**STORED RECORDS:**

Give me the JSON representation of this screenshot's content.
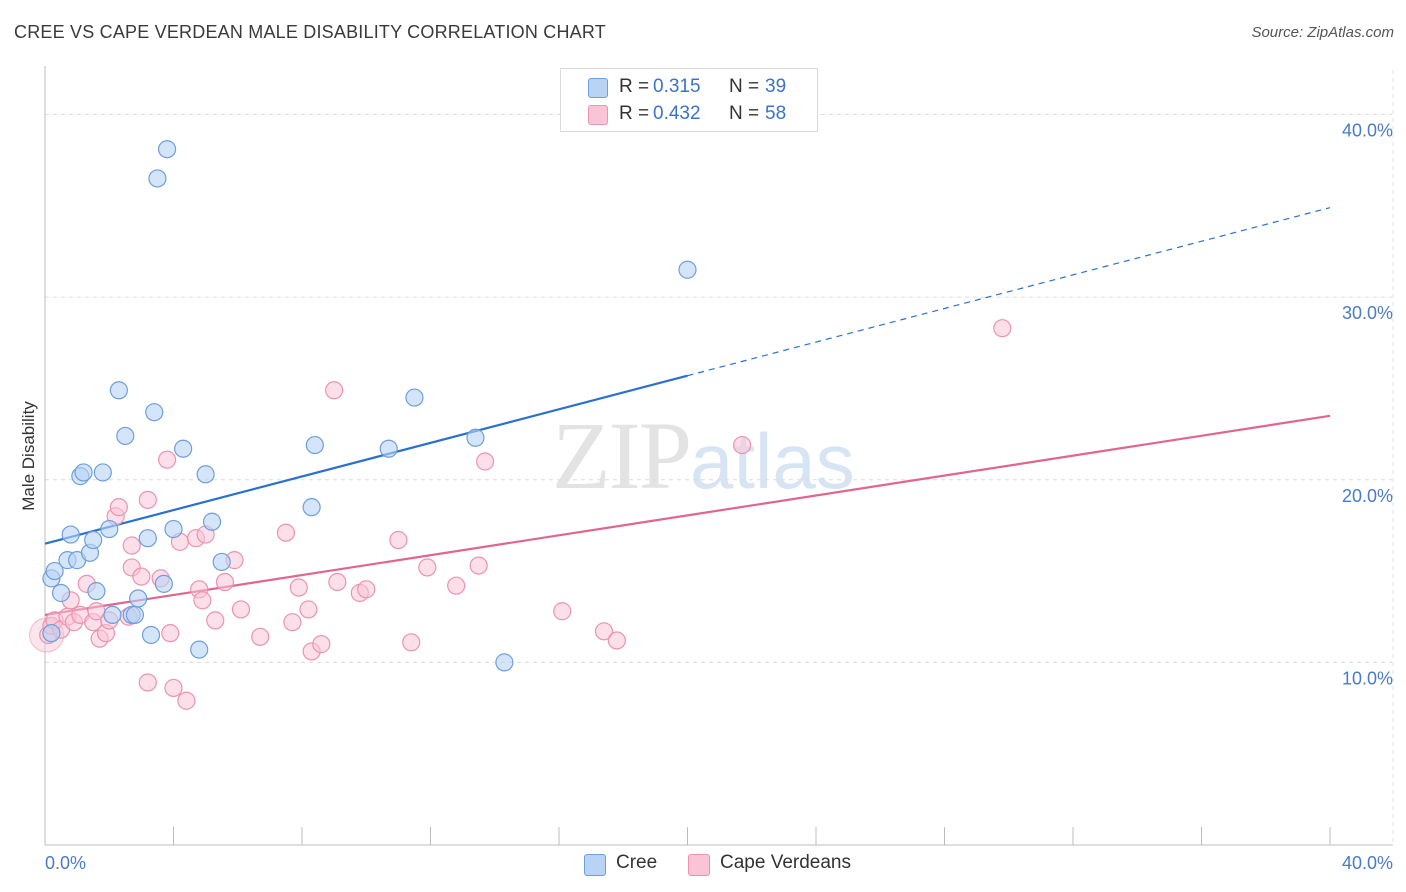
{
  "title": "CREE VS CAPE VERDEAN MALE DISABILITY CORRELATION CHART",
  "source": "Source: ZipAtlas.com",
  "watermark": {
    "zip": "ZIP",
    "atlas": "atlas"
  },
  "colors": {
    "cree_fill": "#b9d3f5",
    "cree_stroke": "#6e9fdc",
    "cree_line": "#2a70d0",
    "cape_fill": "#f9c5d6",
    "cape_stroke": "#eb93b2",
    "cape_line": "#e0658f",
    "tick_text": "#4a7bc8"
  },
  "legend": {
    "rows": [
      {
        "r_label": "R =",
        "r_value": "0.315",
        "n_label": "N =",
        "n_value": "39"
      },
      {
        "r_label": "R =",
        "r_value": "0.432",
        "n_label": "N =",
        "n_value": "58"
      }
    ]
  },
  "bottom_legend": {
    "cree": "Cree",
    "cape": "Cape Verdeans"
  },
  "chart_data": {
    "type": "scatter",
    "title": "CREE VS CAPE VERDEAN MALE DISABILITY CORRELATION CHART",
    "xlabel": "",
    "ylabel": "Male Disability",
    "xlim": [
      0,
      40
    ],
    "ylim": [
      0,
      42
    ],
    "x_tick_labels": [
      "0.0%",
      "40.0%"
    ],
    "y_ticks": [
      10,
      20,
      30,
      40
    ],
    "y_tick_labels": [
      "10.0%",
      "20.0%",
      "30.0%",
      "40.0%"
    ],
    "grid": true,
    "legend_position": "top-center",
    "series": [
      {
        "name": "Cree",
        "r": 0.315,
        "n": 39,
        "trend": {
          "x0": 0,
          "y0": 16.5,
          "x1": 20,
          "y1": 25.7,
          "dashed_to_x": 40,
          "dashed_to_y": 34.9
        },
        "points": [
          [
            0.2,
            11.6
          ],
          [
            0.2,
            14.6
          ],
          [
            0.3,
            15.0
          ],
          [
            0.5,
            13.8
          ],
          [
            0.7,
            15.6
          ],
          [
            0.8,
            17.0
          ],
          [
            1.0,
            15.6
          ],
          [
            1.1,
            20.2
          ],
          [
            1.2,
            20.4
          ],
          [
            1.4,
            16.0
          ],
          [
            1.5,
            16.7
          ],
          [
            1.6,
            13.9
          ],
          [
            1.8,
            20.4
          ],
          [
            2.0,
            17.3
          ],
          [
            2.1,
            12.6
          ],
          [
            2.3,
            24.9
          ],
          [
            2.5,
            22.4
          ],
          [
            2.7,
            12.6
          ],
          [
            2.8,
            12.6
          ],
          [
            2.9,
            13.5
          ],
          [
            3.2,
            16.8
          ],
          [
            3.3,
            11.5
          ],
          [
            3.4,
            23.7
          ],
          [
            3.5,
            36.5
          ],
          [
            3.7,
            14.3
          ],
          [
            3.8,
            38.1
          ],
          [
            4.0,
            17.3
          ],
          [
            4.3,
            21.7
          ],
          [
            4.8,
            10.7
          ],
          [
            5.0,
            20.3
          ],
          [
            5.2,
            17.7
          ],
          [
            5.5,
            15.5
          ],
          [
            8.3,
            18.5
          ],
          [
            8.4,
            21.9
          ],
          [
            10.7,
            21.7
          ],
          [
            11.5,
            24.5
          ],
          [
            13.4,
            22.3
          ],
          [
            14.3,
            10.0
          ],
          [
            20.0,
            31.5
          ]
        ]
      },
      {
        "name": "Cape Verdeans",
        "r": 0.432,
        "n": 58,
        "trend": {
          "x0": 0,
          "y0": 12.6,
          "x1": 40,
          "y1": 23.5
        },
        "points": [
          [
            0.1,
            11.5
          ],
          [
            0.2,
            12.0
          ],
          [
            0.3,
            12.3
          ],
          [
            0.5,
            11.8
          ],
          [
            0.7,
            12.5
          ],
          [
            0.8,
            13.4
          ],
          [
            0.9,
            12.2
          ],
          [
            1.1,
            12.6
          ],
          [
            1.3,
            14.3
          ],
          [
            1.5,
            12.2
          ],
          [
            1.6,
            12.8
          ],
          [
            1.7,
            11.3
          ],
          [
            1.9,
            11.6
          ],
          [
            2.0,
            12.3
          ],
          [
            2.2,
            18.0
          ],
          [
            2.3,
            18.5
          ],
          [
            2.6,
            12.5
          ],
          [
            2.7,
            16.4
          ],
          [
            2.7,
            15.2
          ],
          [
            3.0,
            14.7
          ],
          [
            3.2,
            18.9
          ],
          [
            3.2,
            8.9
          ],
          [
            3.6,
            14.6
          ],
          [
            3.8,
            21.1
          ],
          [
            3.9,
            11.6
          ],
          [
            4.0,
            8.6
          ],
          [
            4.2,
            16.6
          ],
          [
            4.4,
            7.9
          ],
          [
            4.7,
            16.8
          ],
          [
            4.8,
            14.0
          ],
          [
            4.9,
            13.4
          ],
          [
            5.0,
            17.0
          ],
          [
            5.3,
            12.3
          ],
          [
            5.6,
            14.4
          ],
          [
            5.9,
            15.6
          ],
          [
            6.1,
            12.9
          ],
          [
            6.7,
            11.4
          ],
          [
            7.5,
            17.1
          ],
          [
            7.7,
            12.2
          ],
          [
            7.9,
            14.1
          ],
          [
            8.2,
            12.9
          ],
          [
            8.3,
            10.6
          ],
          [
            8.6,
            11.0
          ],
          [
            9.0,
            24.9
          ],
          [
            9.1,
            14.4
          ],
          [
            9.8,
            13.8
          ],
          [
            10.0,
            14.0
          ],
          [
            11.0,
            16.7
          ],
          [
            11.4,
            11.1
          ],
          [
            11.9,
            15.2
          ],
          [
            12.8,
            14.2
          ],
          [
            13.5,
            15.3
          ],
          [
            13.7,
            21.0
          ],
          [
            16.1,
            12.8
          ],
          [
            17.4,
            11.7
          ],
          [
            17.8,
            11.2
          ],
          [
            21.7,
            21.9
          ],
          [
            29.8,
            28.3
          ]
        ]
      }
    ]
  }
}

**STATED EXERCISE:** Reproduce the whole listing exactly, but not the images in it.

**RESPONSE:**
Give me the JSON representation of this screenshot's content.
{
  "title": "CREE VS CAPE VERDEAN MALE DISABILITY CORRELATION CHART",
  "source": "Source: ZipAtlas.com",
  "watermark": {
    "zip": "ZIP",
    "atlas": "atlas"
  },
  "colors": {
    "cree_fill": "#b9d3f5",
    "cree_stroke": "#6e9fdc",
    "cree_line": "#2a70d0",
    "cape_fill": "#f9c5d6",
    "cape_stroke": "#eb93b2",
    "cape_line": "#e0658f",
    "tick_text": "#4a7bc8"
  },
  "legend": {
    "rows": [
      {
        "r_label": "R =",
        "r_value": "0.315",
        "n_label": "N =",
        "n_value": "39"
      },
      {
        "r_label": "R =",
        "r_value": "0.432",
        "n_label": "N =",
        "n_value": "58"
      }
    ]
  },
  "bottom_legend": {
    "cree": "Cree",
    "cape": "Cape Verdeans"
  },
  "chart_data": {
    "type": "scatter",
    "title": "CREE VS CAPE VERDEAN MALE DISABILITY CORRELATION CHART",
    "xlabel": "",
    "ylabel": "Male Disability",
    "xlim": [
      0,
      40
    ],
    "ylim": [
      0,
      42
    ],
    "x_tick_labels": [
      "0.0%",
      "40.0%"
    ],
    "y_ticks": [
      10,
      20,
      30,
      40
    ],
    "y_tick_labels": [
      "10.0%",
      "20.0%",
      "30.0%",
      "40.0%"
    ],
    "grid": true,
    "legend_position": "top-center",
    "series": [
      {
        "name": "Cree",
        "r": 0.315,
        "n": 39,
        "trend": {
          "x0": 0,
          "y0": 16.5,
          "x1": 20,
          "y1": 25.7,
          "dashed_to_x": 40,
          "dashed_to_y": 34.9
        },
        "points": [
          [
            0.2,
            11.6
          ],
          [
            0.2,
            14.6
          ],
          [
            0.3,
            15.0
          ],
          [
            0.5,
            13.8
          ],
          [
            0.7,
            15.6
          ],
          [
            0.8,
            17.0
          ],
          [
            1.0,
            15.6
          ],
          [
            1.1,
            20.2
          ],
          [
            1.2,
            20.4
          ],
          [
            1.4,
            16.0
          ],
          [
            1.5,
            16.7
          ],
          [
            1.6,
            13.9
          ],
          [
            1.8,
            20.4
          ],
          [
            2.0,
            17.3
          ],
          [
            2.1,
            12.6
          ],
          [
            2.3,
            24.9
          ],
          [
            2.5,
            22.4
          ],
          [
            2.7,
            12.6
          ],
          [
            2.8,
            12.6
          ],
          [
            2.9,
            13.5
          ],
          [
            3.2,
            16.8
          ],
          [
            3.3,
            11.5
          ],
          [
            3.4,
            23.7
          ],
          [
            3.5,
            36.5
          ],
          [
            3.7,
            14.3
          ],
          [
            3.8,
            38.1
          ],
          [
            4.0,
            17.3
          ],
          [
            4.3,
            21.7
          ],
          [
            4.8,
            10.7
          ],
          [
            5.0,
            20.3
          ],
          [
            5.2,
            17.7
          ],
          [
            5.5,
            15.5
          ],
          [
            8.3,
            18.5
          ],
          [
            8.4,
            21.9
          ],
          [
            10.7,
            21.7
          ],
          [
            11.5,
            24.5
          ],
          [
            13.4,
            22.3
          ],
          [
            14.3,
            10.0
          ],
          [
            20.0,
            31.5
          ]
        ]
      },
      {
        "name": "Cape Verdeans",
        "r": 0.432,
        "n": 58,
        "trend": {
          "x0": 0,
          "y0": 12.6,
          "x1": 40,
          "y1": 23.5
        },
        "points": [
          [
            0.1,
            11.5
          ],
          [
            0.2,
            12.0
          ],
          [
            0.3,
            12.3
          ],
          [
            0.5,
            11.8
          ],
          [
            0.7,
            12.5
          ],
          [
            0.8,
            13.4
          ],
          [
            0.9,
            12.2
          ],
          [
            1.1,
            12.6
          ],
          [
            1.3,
            14.3
          ],
          [
            1.5,
            12.2
          ],
          [
            1.6,
            12.8
          ],
          [
            1.7,
            11.3
          ],
          [
            1.9,
            11.6
          ],
          [
            2.0,
            12.3
          ],
          [
            2.2,
            18.0
          ],
          [
            2.3,
            18.5
          ],
          [
            2.6,
            12.5
          ],
          [
            2.7,
            16.4
          ],
          [
            2.7,
            15.2
          ],
          [
            3.0,
            14.7
          ],
          [
            3.2,
            18.9
          ],
          [
            3.2,
            8.9
          ],
          [
            3.6,
            14.6
          ],
          [
            3.8,
            21.1
          ],
          [
            3.9,
            11.6
          ],
          [
            4.0,
            8.6
          ],
          [
            4.2,
            16.6
          ],
          [
            4.4,
            7.9
          ],
          [
            4.7,
            16.8
          ],
          [
            4.8,
            14.0
          ],
          [
            4.9,
            13.4
          ],
          [
            5.0,
            17.0
          ],
          [
            5.3,
            12.3
          ],
          [
            5.6,
            14.4
          ],
          [
            5.9,
            15.6
          ],
          [
            6.1,
            12.9
          ],
          [
            6.7,
            11.4
          ],
          [
            7.5,
            17.1
          ],
          [
            7.7,
            12.2
          ],
          [
            7.9,
            14.1
          ],
          [
            8.2,
            12.9
          ],
          [
            8.3,
            10.6
          ],
          [
            8.6,
            11.0
          ],
          [
            9.0,
            24.9
          ],
          [
            9.1,
            14.4
          ],
          [
            9.8,
            13.8
          ],
          [
            10.0,
            14.0
          ],
          [
            11.0,
            16.7
          ],
          [
            11.4,
            11.1
          ],
          [
            11.9,
            15.2
          ],
          [
            12.8,
            14.2
          ],
          [
            13.5,
            15.3
          ],
          [
            13.7,
            21.0
          ],
          [
            16.1,
            12.8
          ],
          [
            17.4,
            11.7
          ],
          [
            17.8,
            11.2
          ],
          [
            21.7,
            21.9
          ],
          [
            29.8,
            28.3
          ]
        ]
      }
    ]
  }
}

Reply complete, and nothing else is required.